====== GIVEN RECORDS ======

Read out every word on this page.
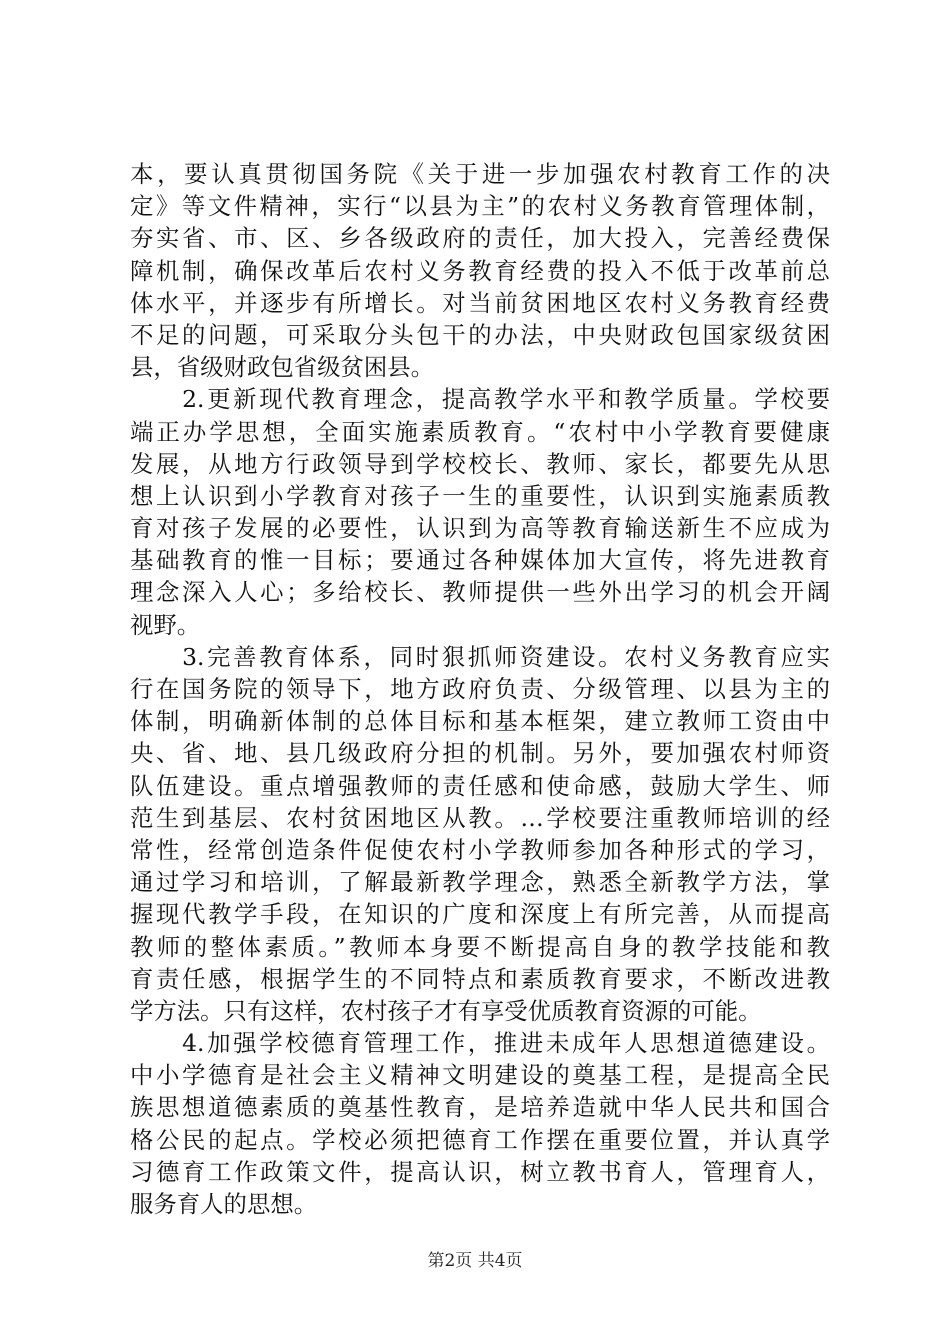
本，要认真贯彻国务院《关于进一步加强农村教育工作的决
定》等文件精神，实行“以县为主”的农村义务教育管理体制，
夯实省、市、区、乡各级政府的责任，加大投入，完善经费保
障机制，确保改革后农村义务教育经费的投入不低于改革前总
体水平，并逐步有所增长。对当前贫困地区农村义务教育经费
不足的问题，可采取分头包干的办法，中央财政包国家级贫困
县，省级财政包省级贫困县。
　　2.更新现代教育理念，提高教学水平和教学质量。学校要
端正办学思想，全面实施素质教育。“农村中小学教育要健康
发展，从地方行政领导到学校校长、教师、家长，都要先从思
想上认识到小学教育对孩子一生的重要性，认识到实施素质教
育对孩子发展的必要性，认识到为高等教育输送新生不应成为
基础教育的惟一目标；要通过各种媒体加大宣传，将先进教育
理念深入人心；多给校长、教师提供一些外出学习的机会开阔
视野。
　　3.完善教育体系，同时狠抓师资建设。农村义务教育应实
行在国务院的领导下，地方政府负责、分级管理、以县为主的
体制，明确新体制的总体目标和基本框架，建立教师工资由中
央、省、地、县几级政府分担的机制。另外，要加强农村师资
队伍建设。重点增强教师的责任感和使命感，鼓励大学生、师
范生到基层、农村贫困地区从教。…学校要注重教师培训的经
常性，经常创造条件促使农村小学教师参加各种形式的学习，
通过学习和培训，了解最新教学理念，熟悉全新教学方法，掌
握现代教学手段，在知识的广度和深度上有所完善，从而提高
教师的整体素质。”教师本身要不断提高自身的教学技能和教
育责任感，根据学生的不同特点和素质教育要求，不断改进教
学方法。只有这样，农村孩子才有享受优质教育资源的可能。
　　4.加强学校德育管理工作，推进未成年人思想道德建设。
中小学德育是社会主义精神文明建设的奠基工程，是提高全民
族思想道德素质的奠基性教育，是培养造就中华人民共和国合
格公民的起点。学校必须把德育工作摆在重要位置，并认真学
习德育工作政策文件，提高认识，树立教书育人，管理育人，
服务育人的思想。
第2页 共4页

======

Output a faithful copy of the data, with each picture left out.

Read out every word on this page.
本，要认真贯彻国务院《关于进一步加强农村教育工作的决
定》等文件精神，实行“以县为主”的农村义务教育管理体制，
夯实省、市、区、乡各级政府的责任，加大投入，完善经费保
障机制，确保改革后农村义务教育经费的投入不低于改革前总
体水平，并逐步有所增长。对当前贫困地区农村义务教育经费
不足的问题，可采取分头包干的办法，中央财政包国家级贫困
县，省级财政包省级贫困县。
　　2.更新现代教育理念，提高教学水平和教学质量。学校要
端正办学思想，全面实施素质教育。“农村中小学教育要健康
发展，从地方行政领导到学校校长、教师、家长，都要先从思
想上认识到小学教育对孩子一生的重要性，认识到实施素质教
育对孩子发展的必要性，认识到为高等教育输送新生不应成为
基础教育的惟一目标；要通过各种媒体加大宣传，将先进教育
理念深入人心；多给校长、教师提供一些外出学习的机会开阔
视野。
　　3.完善教育体系，同时狠抓师资建设。农村义务教育应实
行在国务院的领导下，地方政府负责、分级管理、以县为主的
体制，明确新体制的总体目标和基本框架，建立教师工资由中
央、省、地、县几级政府分担的机制。另外，要加强农村师资
队伍建设。重点增强教师的责任感和使命感，鼓励大学生、师
范生到基层、农村贫困地区从教。…学校要注重教师培训的经
常性，经常创造条件促使农村小学教师参加各种形式的学习，
通过学习和培训，了解最新教学理念，熟悉全新教学方法，掌
握现代教学手段，在知识的广度和深度上有所完善，从而提高
教师的整体素质。”教师本身要不断提高自身的教学技能和教
育责任感，根据学生的不同特点和素质教育要求，不断改进教
学方法。只有这样，农村孩子才有享受优质教育资源的可能。
　　4.加强学校德育管理工作，推进未成年人思想道德建设。
中小学德育是社会主义精神文明建设的奠基工程，是提高全民
族思想道德素质的奠基性教育，是培养造就中华人民共和国合
格公民的起点。学校必须把德育工作摆在重要位置，并认真学
习德育工作政策文件，提高认识，树立教书育人，管理育人，
服务育人的思想。
第2页 共4页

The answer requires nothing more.